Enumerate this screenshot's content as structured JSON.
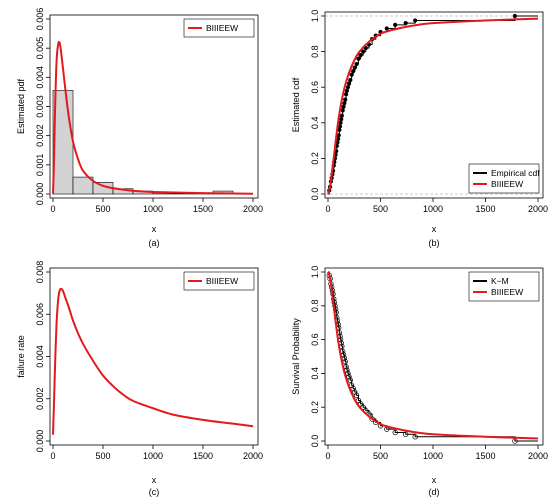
{
  "colors": {
    "fit": "#e31a1c",
    "empirical": "#000000",
    "hist_fill": "#d3d3d3",
    "refline": "#bbbbbb"
  },
  "chart_data": [
    {
      "id": "a",
      "type": "bar",
      "subtitle": "(a)",
      "xlabel": "x",
      "ylabel": "Estimated pdf",
      "xlim": [
        0,
        2000
      ],
      "ylim": [
        0,
        0.006
      ],
      "xticks": [
        "0",
        "500",
        "1000",
        "1500",
        "2000"
      ],
      "yticks": [
        "0.000",
        "0.001",
        "0.002",
        "0.003",
        "0.004",
        "0.005",
        "0.006"
      ],
      "histogram": {
        "bin_edges": [
          0,
          200,
          400,
          600,
          800,
          1000,
          1200,
          1400,
          1600,
          1800
        ],
        "density": [
          0.00355,
          0.00058,
          0.0004,
          0.00018,
          0.0001,
          1e-05,
          1e-05,
          1e-05,
          0.0001
        ]
      },
      "series": [
        {
          "name": "BIIIEEW",
          "x": [
            0,
            10,
            20,
            35,
            50,
            65,
            80,
            100,
            130,
            160,
            200,
            250,
            300,
            400,
            500,
            600,
            800,
            1000,
            1500,
            2000
          ],
          "y": [
            0.0,
            0.0011,
            0.0028,
            0.0045,
            0.0051,
            0.0052,
            0.0049,
            0.0043,
            0.0034,
            0.0026,
            0.0018,
            0.0012,
            0.0008,
            0.00045,
            0.00028,
            0.0002,
            0.00011,
            7e-05,
            3e-05,
            1e-05
          ]
        }
      ],
      "legend": {
        "position": "top-right",
        "entries": [
          "BIIIEEW"
        ]
      }
    },
    {
      "id": "b",
      "type": "line",
      "subtitle": "(b)",
      "xlabel": "x",
      "ylabel": "Estimated cdf",
      "xlim": [
        0,
        2000
      ],
      "ylim": [
        0,
        1
      ],
      "xticks": [
        "0",
        "500",
        "1000",
        "1500",
        "2000"
      ],
      "yticks": [
        "0.0",
        "0.2",
        "0.4",
        "0.6",
        "0.8",
        "1.0"
      ],
      "reference_lines": [
        0,
        1
      ],
      "empirical_points": {
        "x": [
          12,
          20,
          28,
          35,
          42,
          48,
          55,
          60,
          66,
          72,
          78,
          84,
          90,
          96,
          102,
          108,
          114,
          120,
          126,
          132,
          140,
          148,
          156,
          164,
          172,
          180,
          190,
          200,
          212,
          225,
          240,
          255,
          272,
          290,
          310,
          335,
          360,
          390,
          420,
          455,
          500,
          560,
          640,
          740,
          830,
          1780
        ],
        "y": [
          0.02,
          0.04,
          0.07,
          0.09,
          0.11,
          0.13,
          0.16,
          0.18,
          0.2,
          0.22,
          0.24,
          0.27,
          0.29,
          0.31,
          0.33,
          0.36,
          0.38,
          0.4,
          0.42,
          0.44,
          0.47,
          0.49,
          0.51,
          0.53,
          0.56,
          0.58,
          0.6,
          0.62,
          0.64,
          0.67,
          0.69,
          0.71,
          0.73,
          0.76,
          0.78,
          0.8,
          0.82,
          0.84,
          0.87,
          0.89,
          0.91,
          0.93,
          0.95,
          0.96,
          0.975,
          1.0
        ]
      },
      "series": [
        {
          "name": "Empirical cdf",
          "style": "step"
        },
        {
          "name": "BIIIEEW",
          "x": [
            0,
            20,
            50,
            100,
            150,
            200,
            250,
            300,
            400,
            500,
            600,
            800,
            1000,
            1500,
            2000
          ],
          "y": [
            0.0,
            0.04,
            0.18,
            0.42,
            0.58,
            0.68,
            0.75,
            0.8,
            0.86,
            0.9,
            0.92,
            0.945,
            0.96,
            0.975,
            0.985
          ]
        }
      ],
      "legend": {
        "position": "bottom-right",
        "entries": [
          "Empirical cdf",
          "BIIIEEW"
        ]
      }
    },
    {
      "id": "c",
      "type": "line",
      "subtitle": "(c)",
      "xlabel": "x",
      "ylabel": "failure rate",
      "xlim": [
        0,
        2000
      ],
      "ylim": [
        0,
        0.008
      ],
      "xticks": [
        "0",
        "500",
        "1000",
        "1500",
        "2000"
      ],
      "yticks": [
        "0.000",
        "0.002",
        "0.004",
        "0.006",
        "0.008"
      ],
      "series": [
        {
          "name": "BIIIEEW",
          "x": [
            0,
            10,
            20,
            35,
            50,
            65,
            80,
            100,
            130,
            160,
            200,
            250,
            300,
            400,
            500,
            600,
            700,
            800,
            1000,
            1200,
            1500,
            1800,
            2000
          ],
          "y": [
            0.0003,
            0.0018,
            0.0035,
            0.0055,
            0.0066,
            0.0071,
            0.0072,
            0.0071,
            0.0067,
            0.0063,
            0.0057,
            0.0051,
            0.0046,
            0.0038,
            0.0031,
            0.0026,
            0.0022,
            0.0019,
            0.00155,
            0.00125,
            0.001,
            0.00082,
            0.0007
          ]
        }
      ],
      "legend": {
        "position": "top-right",
        "entries": [
          "BIIIEEW"
        ]
      }
    },
    {
      "id": "d",
      "type": "line",
      "subtitle": "(d)",
      "xlabel": "x",
      "ylabel": "Survival Probability",
      "xlim": [
        0,
        2000
      ],
      "ylim": [
        0,
        1
      ],
      "xticks": [
        "0",
        "500",
        "1000",
        "1500",
        "2000"
      ],
      "yticks": [
        "0.0",
        "0.2",
        "0.4",
        "0.6",
        "0.8",
        "1.0"
      ],
      "km_points": {
        "x": [
          12,
          20,
          28,
          35,
          42,
          48,
          55,
          60,
          66,
          72,
          78,
          84,
          90,
          96,
          102,
          108,
          114,
          120,
          126,
          132,
          140,
          148,
          156,
          164,
          172,
          180,
          190,
          200,
          212,
          225,
          240,
          255,
          272,
          290,
          310,
          335,
          360,
          390,
          420,
          455,
          500,
          560,
          640,
          740,
          830,
          1780
        ],
        "y": [
          0.98,
          0.96,
          0.93,
          0.91,
          0.89,
          0.87,
          0.84,
          0.82,
          0.8,
          0.78,
          0.76,
          0.73,
          0.71,
          0.69,
          0.67,
          0.64,
          0.62,
          0.6,
          0.58,
          0.56,
          0.53,
          0.51,
          0.49,
          0.47,
          0.44,
          0.42,
          0.4,
          0.38,
          0.36,
          0.33,
          0.31,
          0.29,
          0.27,
          0.24,
          0.22,
          0.2,
          0.18,
          0.16,
          0.13,
          0.11,
          0.09,
          0.07,
          0.05,
          0.04,
          0.025,
          0.0
        ]
      },
      "series": [
        {
          "name": "K−M",
          "style": "step"
        },
        {
          "name": "BIIIEEW",
          "x": [
            0,
            20,
            50,
            100,
            150,
            200,
            250,
            300,
            400,
            500,
            600,
            800,
            1000,
            1500,
            2000
          ],
          "y": [
            1.0,
            0.96,
            0.82,
            0.58,
            0.42,
            0.32,
            0.25,
            0.2,
            0.14,
            0.1,
            0.08,
            0.055,
            0.04,
            0.025,
            0.015
          ]
        }
      ],
      "legend": {
        "position": "top-right",
        "entries": [
          "K−M",
          "BIIIEEW"
        ]
      }
    }
  ]
}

**What is asked**
Will you restate every entry word for word and omit the images?

**Solution for this exercise**
Enumerate this screenshot's content as structured JSON.
{
  "colors": {
    "fit": "#e31a1c",
    "empirical": "#000000",
    "hist_fill": "#d3d3d3",
    "refline": "#bbbbbb"
  },
  "chart_data": [
    {
      "id": "a",
      "type": "bar",
      "subtitle": "(a)",
      "xlabel": "x",
      "ylabel": "Estimated pdf",
      "xlim": [
        0,
        2000
      ],
      "ylim": [
        0,
        0.006
      ],
      "xticks": [
        "0",
        "500",
        "1000",
        "1500",
        "2000"
      ],
      "yticks": [
        "0.000",
        "0.001",
        "0.002",
        "0.003",
        "0.004",
        "0.005",
        "0.006"
      ],
      "histogram": {
        "bin_edges": [
          0,
          200,
          400,
          600,
          800,
          1000,
          1200,
          1400,
          1600,
          1800
        ],
        "density": [
          0.00355,
          0.00058,
          0.0004,
          0.00018,
          0.0001,
          1e-05,
          1e-05,
          1e-05,
          0.0001
        ]
      },
      "series": [
        {
          "name": "BIIIEEW",
          "x": [
            0,
            10,
            20,
            35,
            50,
            65,
            80,
            100,
            130,
            160,
            200,
            250,
            300,
            400,
            500,
            600,
            800,
            1000,
            1500,
            2000
          ],
          "y": [
            0.0,
            0.0011,
            0.0028,
            0.0045,
            0.0051,
            0.0052,
            0.0049,
            0.0043,
            0.0034,
            0.0026,
            0.0018,
            0.0012,
            0.0008,
            0.00045,
            0.00028,
            0.0002,
            0.00011,
            7e-05,
            3e-05,
            1e-05
          ]
        }
      ],
      "legend": {
        "position": "top-right",
        "entries": [
          "BIIIEEW"
        ]
      }
    },
    {
      "id": "b",
      "type": "line",
      "subtitle": "(b)",
      "xlabel": "x",
      "ylabel": "Estimated cdf",
      "xlim": [
        0,
        2000
      ],
      "ylim": [
        0,
        1
      ],
      "xticks": [
        "0",
        "500",
        "1000",
        "1500",
        "2000"
      ],
      "yticks": [
        "0.0",
        "0.2",
        "0.4",
        "0.6",
        "0.8",
        "1.0"
      ],
      "reference_lines": [
        0,
        1
      ],
      "empirical_points": {
        "x": [
          12,
          20,
          28,
          35,
          42,
          48,
          55,
          60,
          66,
          72,
          78,
          84,
          90,
          96,
          102,
          108,
          114,
          120,
          126,
          132,
          140,
          148,
          156,
          164,
          172,
          180,
          190,
          200,
          212,
          225,
          240,
          255,
          272,
          290,
          310,
          335,
          360,
          390,
          420,
          455,
          500,
          560,
          640,
          740,
          830,
          1780
        ],
        "y": [
          0.02,
          0.04,
          0.07,
          0.09,
          0.11,
          0.13,
          0.16,
          0.18,
          0.2,
          0.22,
          0.24,
          0.27,
          0.29,
          0.31,
          0.33,
          0.36,
          0.38,
          0.4,
          0.42,
          0.44,
          0.47,
          0.49,
          0.51,
          0.53,
          0.56,
          0.58,
          0.6,
          0.62,
          0.64,
          0.67,
          0.69,
          0.71,
          0.73,
          0.76,
          0.78,
          0.8,
          0.82,
          0.84,
          0.87,
          0.89,
          0.91,
          0.93,
          0.95,
          0.96,
          0.975,
          1.0
        ]
      },
      "series": [
        {
          "name": "Empirical cdf",
          "style": "step"
        },
        {
          "name": "BIIIEEW",
          "x": [
            0,
            20,
            50,
            100,
            150,
            200,
            250,
            300,
            400,
            500,
            600,
            800,
            1000,
            1500,
            2000
          ],
          "y": [
            0.0,
            0.04,
            0.18,
            0.42,
            0.58,
            0.68,
            0.75,
            0.8,
            0.86,
            0.9,
            0.92,
            0.945,
            0.96,
            0.975,
            0.985
          ]
        }
      ],
      "legend": {
        "position": "bottom-right",
        "entries": [
          "Empirical cdf",
          "BIIIEEW"
        ]
      }
    },
    {
      "id": "c",
      "type": "line",
      "subtitle": "(c)",
      "xlabel": "x",
      "ylabel": "failure rate",
      "xlim": [
        0,
        2000
      ],
      "ylim": [
        0,
        0.008
      ],
      "xticks": [
        "0",
        "500",
        "1000",
        "1500",
        "2000"
      ],
      "yticks": [
        "0.000",
        "0.002",
        "0.004",
        "0.006",
        "0.008"
      ],
      "series": [
        {
          "name": "BIIIEEW",
          "x": [
            0,
            10,
            20,
            35,
            50,
            65,
            80,
            100,
            130,
            160,
            200,
            250,
            300,
            400,
            500,
            600,
            700,
            800,
            1000,
            1200,
            1500,
            1800,
            2000
          ],
          "y": [
            0.0003,
            0.0018,
            0.0035,
            0.0055,
            0.0066,
            0.0071,
            0.0072,
            0.0071,
            0.0067,
            0.0063,
            0.0057,
            0.0051,
            0.0046,
            0.0038,
            0.0031,
            0.0026,
            0.0022,
            0.0019,
            0.00155,
            0.00125,
            0.001,
            0.00082,
            0.0007
          ]
        }
      ],
      "legend": {
        "position": "top-right",
        "entries": [
          "BIIIEEW"
        ]
      }
    },
    {
      "id": "d",
      "type": "line",
      "subtitle": "(d)",
      "xlabel": "x",
      "ylabel": "Survival Probability",
      "xlim": [
        0,
        2000
      ],
      "ylim": [
        0,
        1
      ],
      "xticks": [
        "0",
        "500",
        "1000",
        "1500",
        "2000"
      ],
      "yticks": [
        "0.0",
        "0.2",
        "0.4",
        "0.6",
        "0.8",
        "1.0"
      ],
      "km_points": {
        "x": [
          12,
          20,
          28,
          35,
          42,
          48,
          55,
          60,
          66,
          72,
          78,
          84,
          90,
          96,
          102,
          108,
          114,
          120,
          126,
          132,
          140,
          148,
          156,
          164,
          172,
          180,
          190,
          200,
          212,
          225,
          240,
          255,
          272,
          290,
          310,
          335,
          360,
          390,
          420,
          455,
          500,
          560,
          640,
          740,
          830,
          1780
        ],
        "y": [
          0.98,
          0.96,
          0.93,
          0.91,
          0.89,
          0.87,
          0.84,
          0.82,
          0.8,
          0.78,
          0.76,
          0.73,
          0.71,
          0.69,
          0.67,
          0.64,
          0.62,
          0.6,
          0.58,
          0.56,
          0.53,
          0.51,
          0.49,
          0.47,
          0.44,
          0.42,
          0.4,
          0.38,
          0.36,
          0.33,
          0.31,
          0.29,
          0.27,
          0.24,
          0.22,
          0.2,
          0.18,
          0.16,
          0.13,
          0.11,
          0.09,
          0.07,
          0.05,
          0.04,
          0.025,
          0.0
        ]
      },
      "series": [
        {
          "name": "K−M",
          "style": "step"
        },
        {
          "name": "BIIIEEW",
          "x": [
            0,
            20,
            50,
            100,
            150,
            200,
            250,
            300,
            400,
            500,
            600,
            800,
            1000,
            1500,
            2000
          ],
          "y": [
            1.0,
            0.96,
            0.82,
            0.58,
            0.42,
            0.32,
            0.25,
            0.2,
            0.14,
            0.1,
            0.08,
            0.055,
            0.04,
            0.025,
            0.015
          ]
        }
      ],
      "legend": {
        "position": "top-right",
        "entries": [
          "K−M",
          "BIIIEEW"
        ]
      }
    }
  ]
}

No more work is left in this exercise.